# Requirement:
Pull each line holding the word "maior" from the data.

Extracted records
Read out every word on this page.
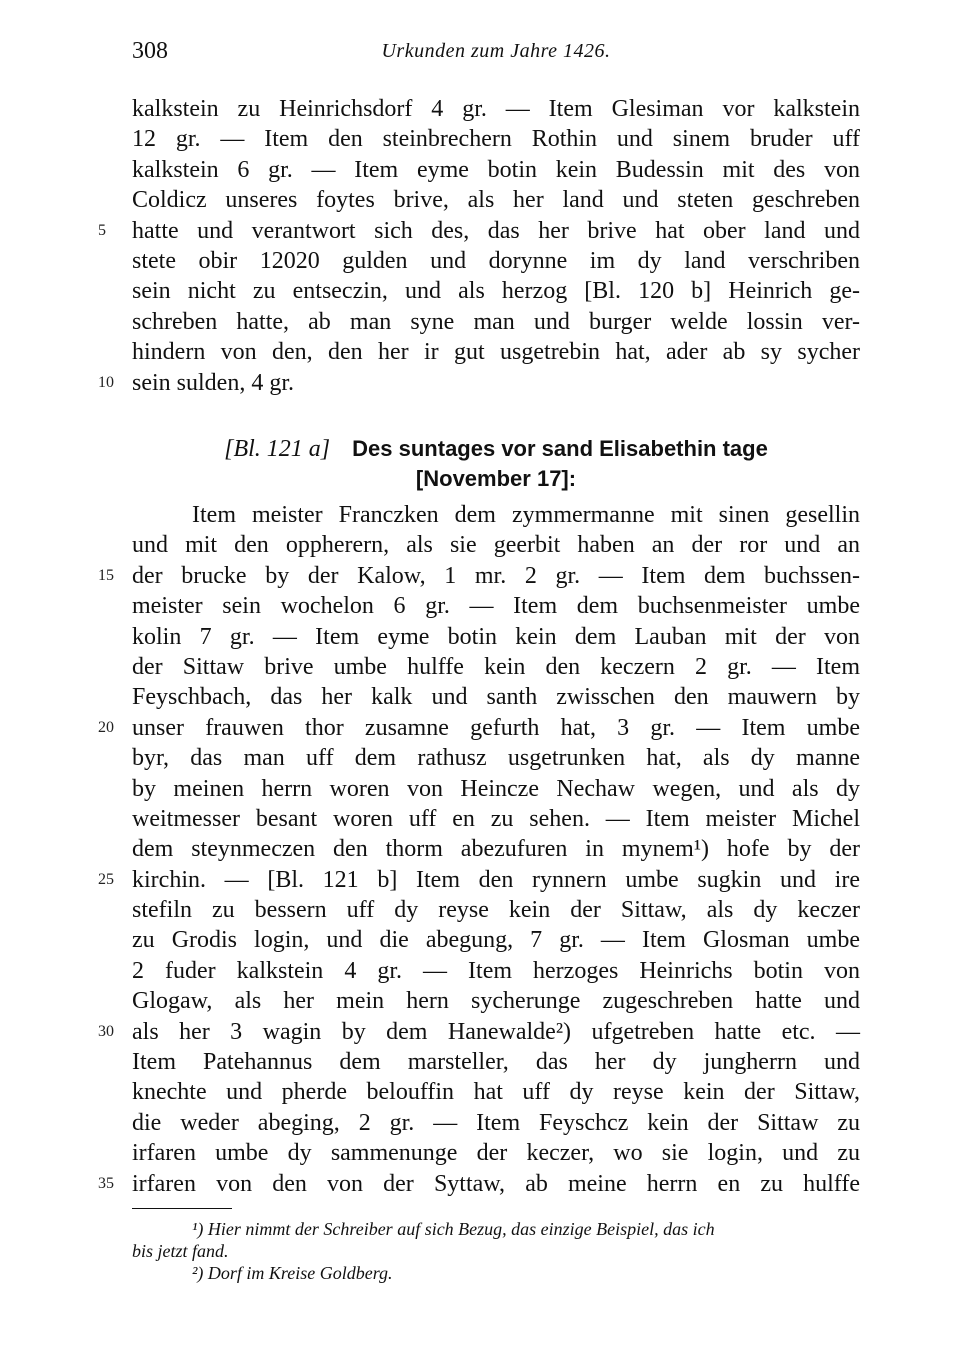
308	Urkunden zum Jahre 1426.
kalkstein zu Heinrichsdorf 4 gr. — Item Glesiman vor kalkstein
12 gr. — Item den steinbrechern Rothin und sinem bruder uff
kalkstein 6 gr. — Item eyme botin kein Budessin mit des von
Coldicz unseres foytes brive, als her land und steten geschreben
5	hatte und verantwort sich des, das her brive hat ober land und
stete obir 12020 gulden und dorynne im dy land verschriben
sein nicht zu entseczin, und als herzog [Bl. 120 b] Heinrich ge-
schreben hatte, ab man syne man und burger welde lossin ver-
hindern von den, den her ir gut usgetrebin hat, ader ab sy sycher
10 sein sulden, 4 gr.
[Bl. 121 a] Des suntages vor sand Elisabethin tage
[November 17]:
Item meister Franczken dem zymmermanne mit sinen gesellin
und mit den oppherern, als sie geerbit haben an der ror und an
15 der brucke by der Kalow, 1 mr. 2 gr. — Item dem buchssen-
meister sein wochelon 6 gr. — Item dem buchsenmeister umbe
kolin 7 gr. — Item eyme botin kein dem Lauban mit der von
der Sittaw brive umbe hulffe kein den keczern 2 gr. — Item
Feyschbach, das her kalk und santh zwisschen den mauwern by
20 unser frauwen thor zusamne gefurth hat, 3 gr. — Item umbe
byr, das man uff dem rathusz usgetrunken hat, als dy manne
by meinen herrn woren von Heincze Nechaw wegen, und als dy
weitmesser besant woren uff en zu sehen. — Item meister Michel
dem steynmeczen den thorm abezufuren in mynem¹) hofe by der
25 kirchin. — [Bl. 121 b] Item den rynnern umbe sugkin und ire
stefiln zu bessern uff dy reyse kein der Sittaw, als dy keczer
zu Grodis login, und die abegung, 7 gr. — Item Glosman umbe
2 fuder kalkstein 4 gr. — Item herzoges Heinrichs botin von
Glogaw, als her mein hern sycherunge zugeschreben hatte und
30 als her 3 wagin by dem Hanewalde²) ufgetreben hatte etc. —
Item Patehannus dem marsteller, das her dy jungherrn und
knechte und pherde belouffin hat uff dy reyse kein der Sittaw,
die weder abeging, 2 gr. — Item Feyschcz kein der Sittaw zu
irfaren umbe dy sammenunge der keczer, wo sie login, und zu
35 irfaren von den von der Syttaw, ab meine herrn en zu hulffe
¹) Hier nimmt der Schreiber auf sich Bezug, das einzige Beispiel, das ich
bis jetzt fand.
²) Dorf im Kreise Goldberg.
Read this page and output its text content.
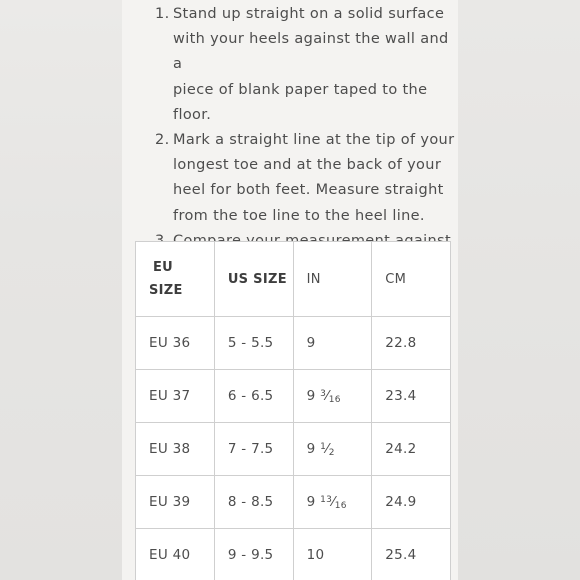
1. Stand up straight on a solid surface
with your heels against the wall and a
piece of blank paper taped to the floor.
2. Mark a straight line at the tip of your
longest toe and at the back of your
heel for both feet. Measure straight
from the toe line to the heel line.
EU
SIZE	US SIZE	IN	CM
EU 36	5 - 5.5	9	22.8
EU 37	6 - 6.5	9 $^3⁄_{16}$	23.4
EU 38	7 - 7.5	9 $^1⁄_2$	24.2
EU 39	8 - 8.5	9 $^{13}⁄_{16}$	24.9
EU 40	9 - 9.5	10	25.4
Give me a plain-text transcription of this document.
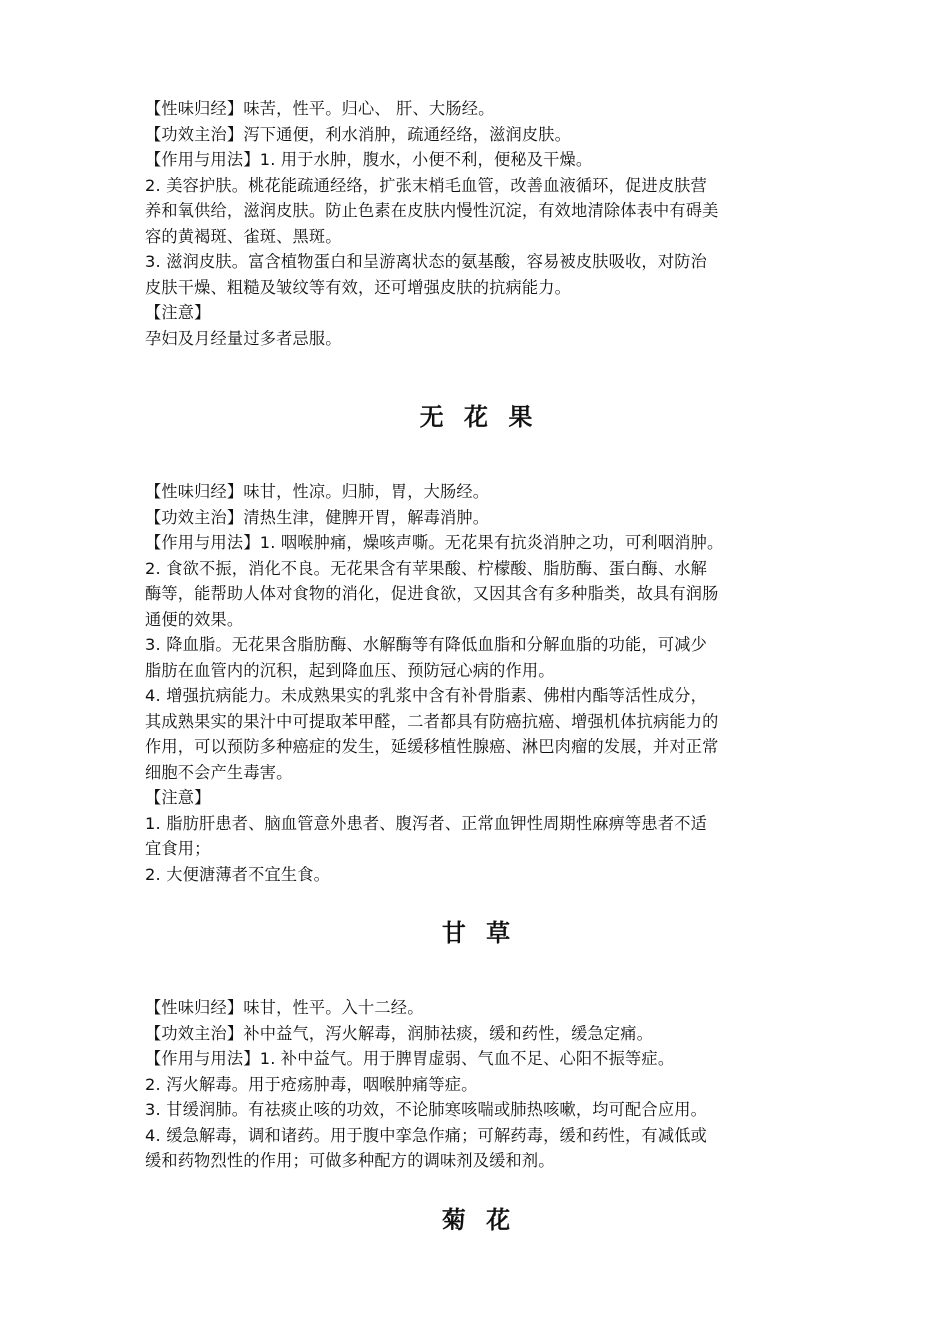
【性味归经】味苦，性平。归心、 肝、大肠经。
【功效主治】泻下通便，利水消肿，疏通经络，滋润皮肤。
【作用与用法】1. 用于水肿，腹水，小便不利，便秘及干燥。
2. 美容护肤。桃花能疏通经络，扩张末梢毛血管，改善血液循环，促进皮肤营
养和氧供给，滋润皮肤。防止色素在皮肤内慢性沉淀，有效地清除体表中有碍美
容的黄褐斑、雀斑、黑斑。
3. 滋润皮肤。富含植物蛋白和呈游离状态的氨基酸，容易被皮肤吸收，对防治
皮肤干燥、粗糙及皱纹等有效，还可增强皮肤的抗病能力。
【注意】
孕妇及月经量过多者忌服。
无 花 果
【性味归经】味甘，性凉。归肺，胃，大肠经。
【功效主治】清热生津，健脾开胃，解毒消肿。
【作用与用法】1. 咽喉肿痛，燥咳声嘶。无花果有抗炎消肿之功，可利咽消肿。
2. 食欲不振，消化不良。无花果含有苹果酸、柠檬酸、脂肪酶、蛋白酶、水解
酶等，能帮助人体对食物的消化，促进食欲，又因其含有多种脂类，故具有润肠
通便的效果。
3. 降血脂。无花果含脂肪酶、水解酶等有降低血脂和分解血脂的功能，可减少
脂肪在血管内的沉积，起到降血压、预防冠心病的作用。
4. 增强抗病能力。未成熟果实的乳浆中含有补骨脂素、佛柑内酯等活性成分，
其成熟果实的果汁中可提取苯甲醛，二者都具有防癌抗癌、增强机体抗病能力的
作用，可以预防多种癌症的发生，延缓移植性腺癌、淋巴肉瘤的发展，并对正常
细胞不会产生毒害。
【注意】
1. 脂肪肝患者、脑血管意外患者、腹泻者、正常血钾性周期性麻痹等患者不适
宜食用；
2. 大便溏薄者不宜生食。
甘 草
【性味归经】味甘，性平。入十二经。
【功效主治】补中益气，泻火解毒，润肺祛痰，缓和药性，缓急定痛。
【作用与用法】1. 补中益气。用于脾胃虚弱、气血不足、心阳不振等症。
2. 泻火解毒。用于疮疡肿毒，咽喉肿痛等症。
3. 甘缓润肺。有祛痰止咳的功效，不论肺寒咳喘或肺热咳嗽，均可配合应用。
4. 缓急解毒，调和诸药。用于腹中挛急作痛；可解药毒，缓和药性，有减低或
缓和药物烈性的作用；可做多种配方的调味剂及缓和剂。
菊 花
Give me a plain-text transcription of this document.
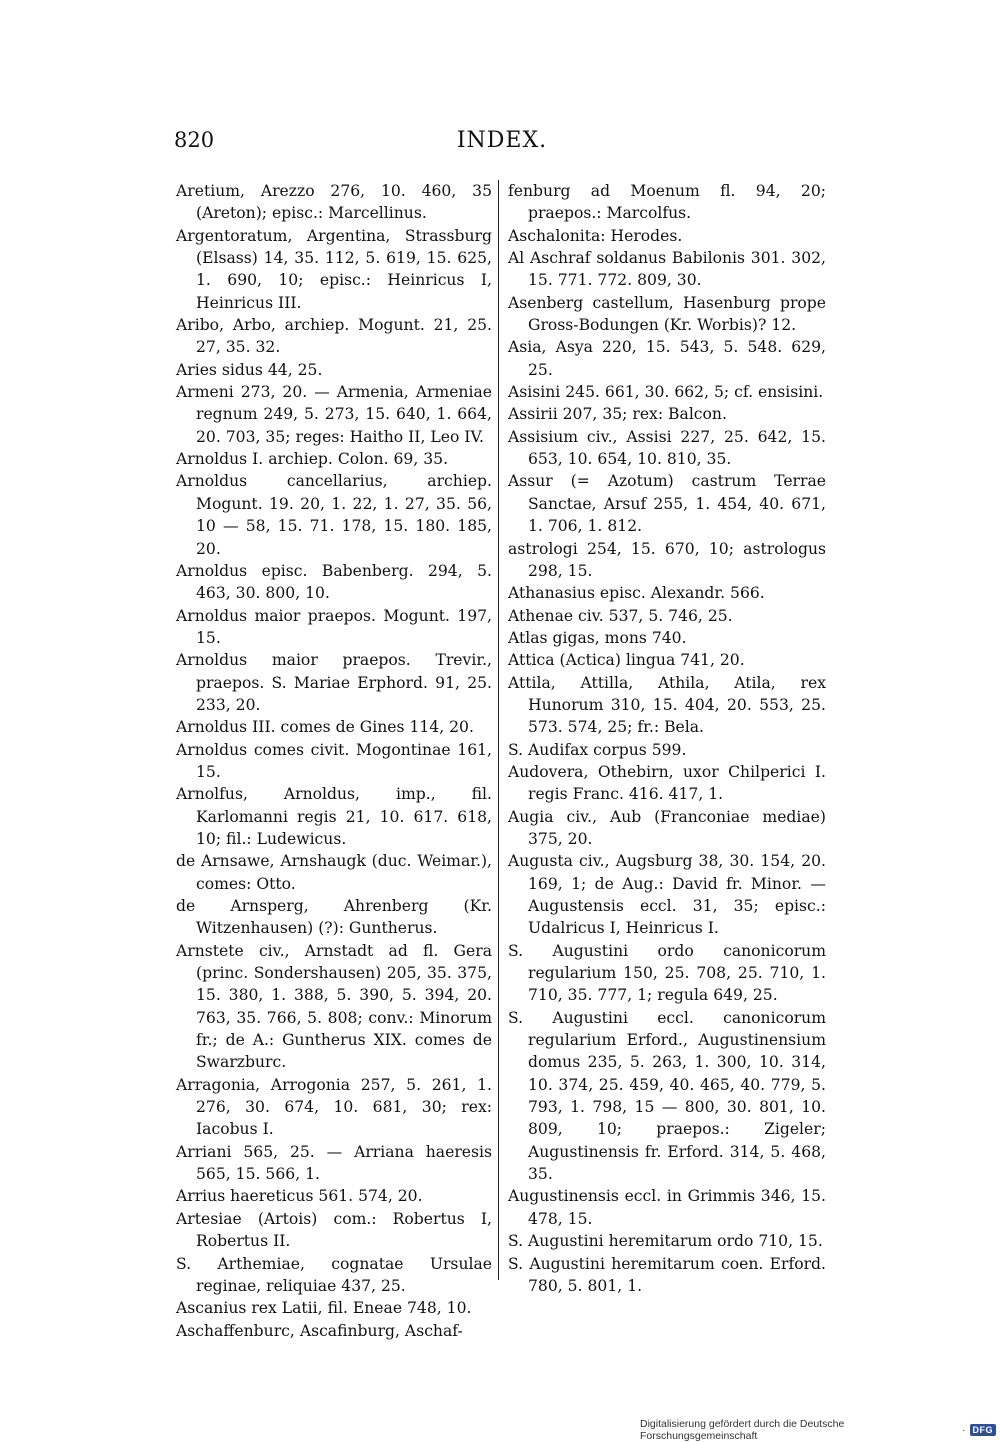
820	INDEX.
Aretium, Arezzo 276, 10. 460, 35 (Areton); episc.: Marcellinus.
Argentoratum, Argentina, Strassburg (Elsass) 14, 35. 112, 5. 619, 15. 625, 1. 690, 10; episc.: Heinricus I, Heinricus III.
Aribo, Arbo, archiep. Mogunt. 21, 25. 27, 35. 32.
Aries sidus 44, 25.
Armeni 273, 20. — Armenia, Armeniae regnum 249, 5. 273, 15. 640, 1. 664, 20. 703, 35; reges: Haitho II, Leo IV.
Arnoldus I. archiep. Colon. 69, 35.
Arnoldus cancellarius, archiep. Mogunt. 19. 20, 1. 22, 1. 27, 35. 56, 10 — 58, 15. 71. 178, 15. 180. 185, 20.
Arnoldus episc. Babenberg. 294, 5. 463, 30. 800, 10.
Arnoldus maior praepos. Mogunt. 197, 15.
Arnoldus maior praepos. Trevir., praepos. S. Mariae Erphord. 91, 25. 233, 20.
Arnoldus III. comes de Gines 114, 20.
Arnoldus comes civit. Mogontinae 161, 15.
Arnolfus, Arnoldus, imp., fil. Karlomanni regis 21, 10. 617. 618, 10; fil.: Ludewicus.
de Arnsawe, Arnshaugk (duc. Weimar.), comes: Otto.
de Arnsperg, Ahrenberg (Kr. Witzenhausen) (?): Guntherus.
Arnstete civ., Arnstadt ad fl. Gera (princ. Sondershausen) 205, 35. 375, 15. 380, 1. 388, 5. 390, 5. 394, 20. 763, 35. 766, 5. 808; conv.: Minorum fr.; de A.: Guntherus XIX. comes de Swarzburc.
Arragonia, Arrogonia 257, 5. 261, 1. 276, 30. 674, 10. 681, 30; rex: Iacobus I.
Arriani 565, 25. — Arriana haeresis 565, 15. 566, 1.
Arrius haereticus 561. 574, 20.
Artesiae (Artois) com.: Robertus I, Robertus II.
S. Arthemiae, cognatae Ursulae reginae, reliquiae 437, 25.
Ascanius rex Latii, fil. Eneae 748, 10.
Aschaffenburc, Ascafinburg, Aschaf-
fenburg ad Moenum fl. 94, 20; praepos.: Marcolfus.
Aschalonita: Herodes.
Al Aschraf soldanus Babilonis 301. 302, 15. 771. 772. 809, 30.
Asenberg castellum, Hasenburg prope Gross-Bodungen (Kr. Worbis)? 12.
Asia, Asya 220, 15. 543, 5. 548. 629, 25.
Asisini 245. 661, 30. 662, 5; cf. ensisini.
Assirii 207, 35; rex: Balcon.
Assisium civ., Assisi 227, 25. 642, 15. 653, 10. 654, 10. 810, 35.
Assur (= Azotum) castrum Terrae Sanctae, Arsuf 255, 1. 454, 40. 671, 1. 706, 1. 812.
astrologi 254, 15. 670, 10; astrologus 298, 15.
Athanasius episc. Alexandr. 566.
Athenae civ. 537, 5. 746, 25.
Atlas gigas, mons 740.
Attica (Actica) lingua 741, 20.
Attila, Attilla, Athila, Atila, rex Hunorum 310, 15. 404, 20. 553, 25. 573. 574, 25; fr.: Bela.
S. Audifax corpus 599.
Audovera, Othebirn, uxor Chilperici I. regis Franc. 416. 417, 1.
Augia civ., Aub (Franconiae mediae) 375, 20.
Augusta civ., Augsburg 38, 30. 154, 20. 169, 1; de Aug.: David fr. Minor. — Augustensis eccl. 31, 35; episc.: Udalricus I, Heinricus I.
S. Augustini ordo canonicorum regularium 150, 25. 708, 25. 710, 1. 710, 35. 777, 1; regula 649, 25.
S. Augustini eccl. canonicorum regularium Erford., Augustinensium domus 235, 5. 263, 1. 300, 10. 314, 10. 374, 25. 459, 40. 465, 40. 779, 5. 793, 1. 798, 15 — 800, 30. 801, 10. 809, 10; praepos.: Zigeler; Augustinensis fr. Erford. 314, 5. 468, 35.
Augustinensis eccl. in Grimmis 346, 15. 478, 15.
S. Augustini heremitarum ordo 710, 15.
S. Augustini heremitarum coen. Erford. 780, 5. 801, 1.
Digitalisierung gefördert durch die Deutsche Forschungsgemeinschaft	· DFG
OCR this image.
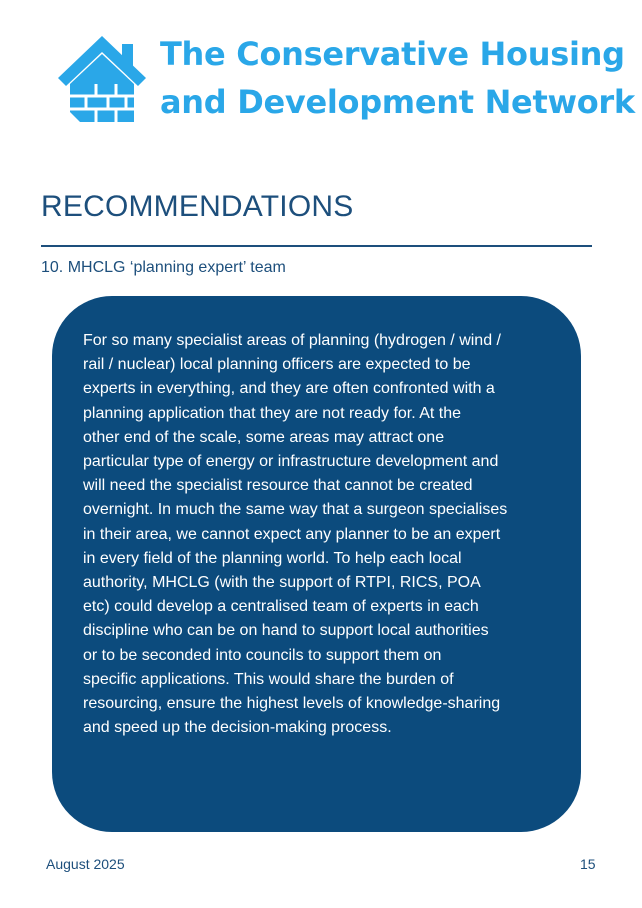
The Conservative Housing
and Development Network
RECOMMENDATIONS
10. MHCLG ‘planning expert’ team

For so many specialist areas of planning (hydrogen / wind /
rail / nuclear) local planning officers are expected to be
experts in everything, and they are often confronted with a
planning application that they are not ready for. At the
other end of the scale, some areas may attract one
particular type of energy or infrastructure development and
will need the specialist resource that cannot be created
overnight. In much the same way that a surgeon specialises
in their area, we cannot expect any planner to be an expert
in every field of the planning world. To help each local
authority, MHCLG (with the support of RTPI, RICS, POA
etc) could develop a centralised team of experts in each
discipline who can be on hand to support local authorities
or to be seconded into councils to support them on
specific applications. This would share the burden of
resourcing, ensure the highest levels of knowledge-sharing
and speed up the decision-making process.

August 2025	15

# Response for this exercise:
Arnoldus maior praepos. Mogunt. 197, 15.
Arnoldus maior praepos. Trevir., praepos. S. Mariae Erphord. 91, 25. 233, 20.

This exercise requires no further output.